> GOAL
From the listing below, extract every line in which the word "refinado" appears.

━━━━━━

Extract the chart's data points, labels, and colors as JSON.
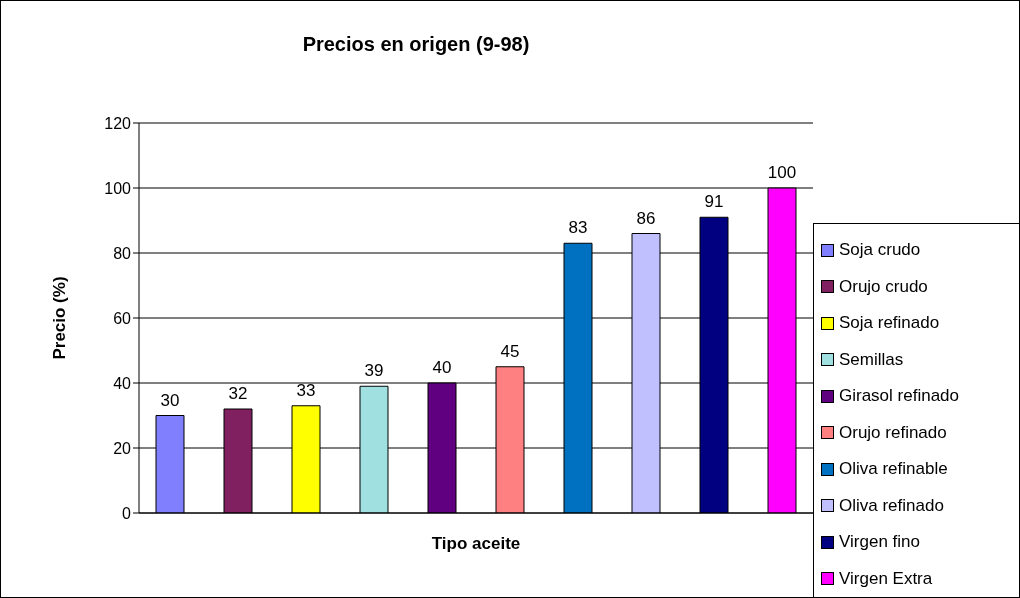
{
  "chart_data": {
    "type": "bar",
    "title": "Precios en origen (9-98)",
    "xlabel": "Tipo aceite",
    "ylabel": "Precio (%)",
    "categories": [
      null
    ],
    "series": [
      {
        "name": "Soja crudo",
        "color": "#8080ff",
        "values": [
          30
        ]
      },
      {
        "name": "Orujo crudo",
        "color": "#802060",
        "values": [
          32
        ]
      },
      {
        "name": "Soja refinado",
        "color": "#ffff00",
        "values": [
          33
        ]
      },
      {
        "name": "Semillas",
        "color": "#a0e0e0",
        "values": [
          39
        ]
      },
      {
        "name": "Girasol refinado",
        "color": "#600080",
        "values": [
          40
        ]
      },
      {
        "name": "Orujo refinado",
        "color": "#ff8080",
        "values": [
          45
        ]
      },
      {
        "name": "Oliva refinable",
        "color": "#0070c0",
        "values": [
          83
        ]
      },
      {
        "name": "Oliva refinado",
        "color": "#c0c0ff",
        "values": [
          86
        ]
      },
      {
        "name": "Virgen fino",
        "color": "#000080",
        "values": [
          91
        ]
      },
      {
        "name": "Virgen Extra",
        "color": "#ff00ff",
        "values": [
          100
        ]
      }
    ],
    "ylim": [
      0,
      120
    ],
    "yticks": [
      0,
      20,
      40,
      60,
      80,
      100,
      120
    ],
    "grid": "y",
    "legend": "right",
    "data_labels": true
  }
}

━━━━━━

> FINISHED ANSWER
        "name": "Soja refinado",
        "name": "Girasol refinado",
        "name": "Orujo refinado",
        "name": "Oliva refinado",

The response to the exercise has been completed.